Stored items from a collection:
::::::::

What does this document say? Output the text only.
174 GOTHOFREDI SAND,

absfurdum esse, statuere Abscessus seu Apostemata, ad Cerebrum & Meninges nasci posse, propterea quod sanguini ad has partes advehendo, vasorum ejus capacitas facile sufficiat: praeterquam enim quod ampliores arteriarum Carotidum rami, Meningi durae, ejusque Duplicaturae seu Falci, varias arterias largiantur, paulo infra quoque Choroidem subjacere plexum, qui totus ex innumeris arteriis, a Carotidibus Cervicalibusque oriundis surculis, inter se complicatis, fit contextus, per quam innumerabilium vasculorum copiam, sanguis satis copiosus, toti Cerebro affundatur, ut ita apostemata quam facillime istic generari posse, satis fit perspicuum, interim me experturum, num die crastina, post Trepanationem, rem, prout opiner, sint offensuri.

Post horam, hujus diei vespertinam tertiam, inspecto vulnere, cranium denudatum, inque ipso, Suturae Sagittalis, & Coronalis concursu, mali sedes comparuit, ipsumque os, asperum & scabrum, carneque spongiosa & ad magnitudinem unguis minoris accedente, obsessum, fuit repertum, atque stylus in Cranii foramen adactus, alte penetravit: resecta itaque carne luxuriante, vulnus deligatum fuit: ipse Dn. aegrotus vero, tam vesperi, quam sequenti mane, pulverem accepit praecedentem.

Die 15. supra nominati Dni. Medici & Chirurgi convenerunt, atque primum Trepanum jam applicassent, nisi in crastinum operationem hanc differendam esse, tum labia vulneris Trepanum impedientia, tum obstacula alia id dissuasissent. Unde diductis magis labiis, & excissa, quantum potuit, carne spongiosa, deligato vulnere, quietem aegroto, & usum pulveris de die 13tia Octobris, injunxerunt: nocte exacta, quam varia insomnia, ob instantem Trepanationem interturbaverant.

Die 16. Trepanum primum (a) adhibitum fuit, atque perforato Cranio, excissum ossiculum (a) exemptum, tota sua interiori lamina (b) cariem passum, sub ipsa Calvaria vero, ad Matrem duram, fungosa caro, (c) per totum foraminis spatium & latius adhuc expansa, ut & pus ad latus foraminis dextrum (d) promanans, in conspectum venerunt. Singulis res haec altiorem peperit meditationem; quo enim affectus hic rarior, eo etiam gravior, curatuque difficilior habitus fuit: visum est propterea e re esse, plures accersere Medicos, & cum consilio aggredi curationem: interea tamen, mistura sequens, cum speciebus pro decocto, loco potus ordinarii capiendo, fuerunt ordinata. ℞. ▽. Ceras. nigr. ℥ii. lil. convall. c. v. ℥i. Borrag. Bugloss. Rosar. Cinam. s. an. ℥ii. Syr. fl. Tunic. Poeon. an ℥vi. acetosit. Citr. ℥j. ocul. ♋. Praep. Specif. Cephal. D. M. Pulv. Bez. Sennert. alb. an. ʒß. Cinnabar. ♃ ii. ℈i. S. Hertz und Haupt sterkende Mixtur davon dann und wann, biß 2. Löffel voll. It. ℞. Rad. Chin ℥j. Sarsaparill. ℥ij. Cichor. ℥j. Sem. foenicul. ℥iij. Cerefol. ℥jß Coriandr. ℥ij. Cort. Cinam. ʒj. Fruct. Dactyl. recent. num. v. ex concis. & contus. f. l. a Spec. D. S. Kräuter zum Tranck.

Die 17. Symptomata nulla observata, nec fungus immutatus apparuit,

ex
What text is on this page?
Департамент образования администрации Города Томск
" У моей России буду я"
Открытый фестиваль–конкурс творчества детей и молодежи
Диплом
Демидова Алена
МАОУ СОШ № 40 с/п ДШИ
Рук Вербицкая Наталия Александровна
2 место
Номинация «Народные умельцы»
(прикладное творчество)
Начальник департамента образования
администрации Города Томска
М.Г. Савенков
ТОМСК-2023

::::::::

Problem requirements » Output only the lines from the one holding "What text is on this page?" through the last line above, exactly as they appear.

Answer to the task »
What text is on this page?
Департамент образования администрации Города Томск
" У моей России буду я"
Открытый фестиваль–конкурс творчества детей и молодежи
Диплом
Демидова Алена
МАОУ СОШ № 40 с/п ДШИ
Рук Вербицкая Наталия Александровна
2 место
Номинация «Народные умельцы»
(прикладное творчество)
Начальник департамента образования
администрации Города Томска
М.Г. Савенков
ТОМСК-2023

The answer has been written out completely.